::: Input :::

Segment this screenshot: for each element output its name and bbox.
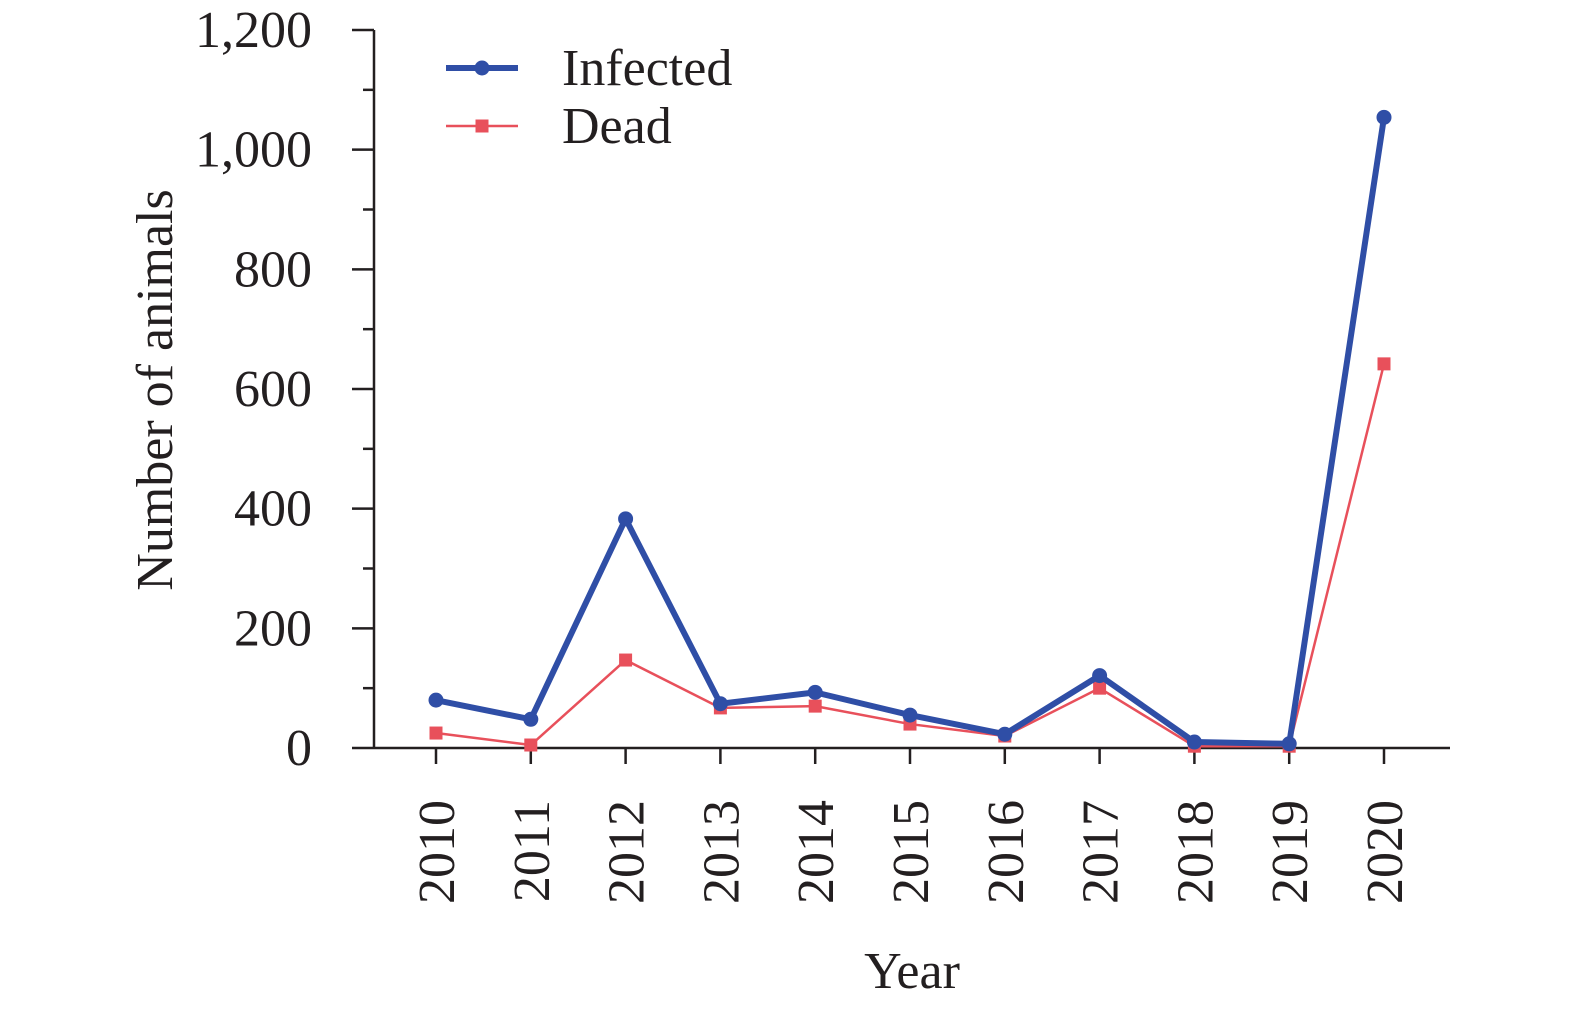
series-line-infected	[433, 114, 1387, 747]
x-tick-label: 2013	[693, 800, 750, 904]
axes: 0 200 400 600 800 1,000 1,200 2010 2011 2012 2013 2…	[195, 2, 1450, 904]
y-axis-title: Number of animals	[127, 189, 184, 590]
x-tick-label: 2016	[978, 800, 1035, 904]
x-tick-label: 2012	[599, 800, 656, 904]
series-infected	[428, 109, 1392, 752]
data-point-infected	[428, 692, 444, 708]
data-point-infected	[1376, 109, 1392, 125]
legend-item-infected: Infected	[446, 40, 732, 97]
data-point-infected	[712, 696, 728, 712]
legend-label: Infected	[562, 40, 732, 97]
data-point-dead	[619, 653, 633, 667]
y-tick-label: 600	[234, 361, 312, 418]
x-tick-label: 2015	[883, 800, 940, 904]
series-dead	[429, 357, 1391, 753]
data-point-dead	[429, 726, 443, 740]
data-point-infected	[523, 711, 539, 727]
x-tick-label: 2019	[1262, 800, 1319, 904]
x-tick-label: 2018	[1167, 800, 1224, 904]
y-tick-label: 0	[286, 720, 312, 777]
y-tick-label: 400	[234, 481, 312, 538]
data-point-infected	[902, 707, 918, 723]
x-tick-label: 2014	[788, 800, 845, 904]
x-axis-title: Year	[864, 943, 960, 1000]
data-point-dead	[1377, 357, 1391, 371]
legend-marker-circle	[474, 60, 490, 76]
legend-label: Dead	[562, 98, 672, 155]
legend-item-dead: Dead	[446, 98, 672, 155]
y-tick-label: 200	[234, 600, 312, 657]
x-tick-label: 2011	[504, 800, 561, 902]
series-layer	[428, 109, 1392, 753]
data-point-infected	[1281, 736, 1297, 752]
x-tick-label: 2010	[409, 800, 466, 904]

:::

#### [Requirements]
Reproduce every line of the items above word for word, leaving out the pictures.

#### [Written answer]
Segment this screenshot: for each element output its name and bbox.
series-line-infected	[433, 114, 1387, 747]
x-tick-label: 2013	[693, 800, 750, 904]
axes: 0 200 400 600 800 1,000 1,200 2010 2011 2012 2013 2…	[195, 2, 1450, 904]
y-axis-title: Number of animals	[127, 189, 184, 590]
x-tick-label: 2016	[978, 800, 1035, 904]
x-tick-label: 2012	[599, 800, 656, 904]
series-infected	[428, 109, 1392, 752]
data-point-infected	[428, 692, 444, 708]
data-point-infected	[1376, 109, 1392, 125]
legend-item-infected: Infected	[446, 40, 732, 97]
data-point-infected	[712, 696, 728, 712]
legend-label: Infected	[562, 40, 732, 97]
data-point-dead	[619, 653, 633, 667]
y-tick-label: 600	[234, 361, 312, 418]
x-tick-label: 2015	[883, 800, 940, 904]
series-dead	[429, 357, 1391, 753]
data-point-dead	[429, 726, 443, 740]
data-point-infected	[523, 711, 539, 727]
x-tick-label: 2019	[1262, 800, 1319, 904]
x-tick-label: 2018	[1167, 800, 1224, 904]
y-tick-label: 0	[286, 720, 312, 777]
y-tick-label: 400	[234, 481, 312, 538]
data-point-infected	[902, 707, 918, 723]
x-tick-label: 2014	[788, 800, 845, 904]
x-axis-title: Year	[864, 943, 960, 1000]
data-point-dead	[1377, 357, 1391, 371]
legend-marker-circle	[474, 60, 490, 76]
legend-label: Dead	[562, 98, 672, 155]
legend-item-dead: Dead	[446, 98, 672, 155]
y-tick-label: 200	[234, 600, 312, 657]
x-tick-label: 2011	[504, 800, 561, 902]
series-layer	[428, 109, 1392, 753]
data-point-infected	[1281, 736, 1297, 752]
x-tick-label: 2010	[409, 800, 466, 904]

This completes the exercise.